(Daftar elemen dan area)
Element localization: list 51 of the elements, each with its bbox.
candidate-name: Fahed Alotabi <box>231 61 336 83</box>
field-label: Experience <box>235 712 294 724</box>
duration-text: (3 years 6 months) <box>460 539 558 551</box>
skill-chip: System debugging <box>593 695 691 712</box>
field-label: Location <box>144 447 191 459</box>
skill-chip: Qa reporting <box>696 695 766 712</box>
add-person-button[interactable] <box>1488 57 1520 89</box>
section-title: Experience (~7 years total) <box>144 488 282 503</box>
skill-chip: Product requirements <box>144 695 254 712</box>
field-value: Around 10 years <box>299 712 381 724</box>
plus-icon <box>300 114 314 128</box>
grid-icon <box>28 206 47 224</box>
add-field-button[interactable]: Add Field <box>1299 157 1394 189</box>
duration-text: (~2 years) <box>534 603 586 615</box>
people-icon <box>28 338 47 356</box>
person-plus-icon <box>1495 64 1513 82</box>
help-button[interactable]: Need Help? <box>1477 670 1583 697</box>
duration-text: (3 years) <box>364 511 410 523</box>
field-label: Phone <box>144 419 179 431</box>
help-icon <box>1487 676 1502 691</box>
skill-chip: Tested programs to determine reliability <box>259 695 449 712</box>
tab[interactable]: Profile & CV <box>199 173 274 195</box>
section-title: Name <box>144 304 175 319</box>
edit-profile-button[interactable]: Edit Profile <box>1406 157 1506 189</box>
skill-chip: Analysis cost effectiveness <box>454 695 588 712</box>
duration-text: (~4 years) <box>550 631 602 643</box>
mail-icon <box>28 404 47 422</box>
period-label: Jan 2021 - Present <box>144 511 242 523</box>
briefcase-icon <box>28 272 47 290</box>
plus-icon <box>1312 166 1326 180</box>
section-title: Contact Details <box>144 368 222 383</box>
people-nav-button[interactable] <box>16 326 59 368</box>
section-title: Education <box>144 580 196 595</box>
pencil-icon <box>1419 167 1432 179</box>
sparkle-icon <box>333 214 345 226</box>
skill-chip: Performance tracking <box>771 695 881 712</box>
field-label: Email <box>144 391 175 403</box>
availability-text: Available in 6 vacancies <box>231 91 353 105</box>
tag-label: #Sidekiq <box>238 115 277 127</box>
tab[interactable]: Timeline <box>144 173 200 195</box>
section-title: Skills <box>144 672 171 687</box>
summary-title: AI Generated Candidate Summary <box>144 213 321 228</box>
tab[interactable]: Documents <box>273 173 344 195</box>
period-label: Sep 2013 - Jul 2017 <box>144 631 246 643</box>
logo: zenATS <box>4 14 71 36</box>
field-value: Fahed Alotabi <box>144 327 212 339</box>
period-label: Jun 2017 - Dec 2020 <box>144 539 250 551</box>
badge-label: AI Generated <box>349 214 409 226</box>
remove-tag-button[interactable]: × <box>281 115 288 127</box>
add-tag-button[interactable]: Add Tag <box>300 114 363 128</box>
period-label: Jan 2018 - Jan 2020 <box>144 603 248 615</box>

▸ **Yang Harus Dilakukan**:
Tolong tuliskan kembali tanpa perubahan semua baris dari awal data hingga baris yang memuat "section-title: Experience (~7", termasuk baris itu sendiri.

▸ **Hasil yang Diharapkan**:
Element localization: list 51 of the elements, each with its bbox.
candidate-name: Fahed Alotabi <box>231 61 336 83</box>
field-label: Experience <box>235 712 294 724</box>
duration-text: (3 years 6 months) <box>460 539 558 551</box>
skill-chip: System debugging <box>593 695 691 712</box>
field-label: Location <box>144 447 191 459</box>
skill-chip: Qa reporting <box>696 695 766 712</box>
add-person-button[interactable] <box>1488 57 1520 89</box>
section-title: Experience (~7 years total) <box>144 488 282 503</box>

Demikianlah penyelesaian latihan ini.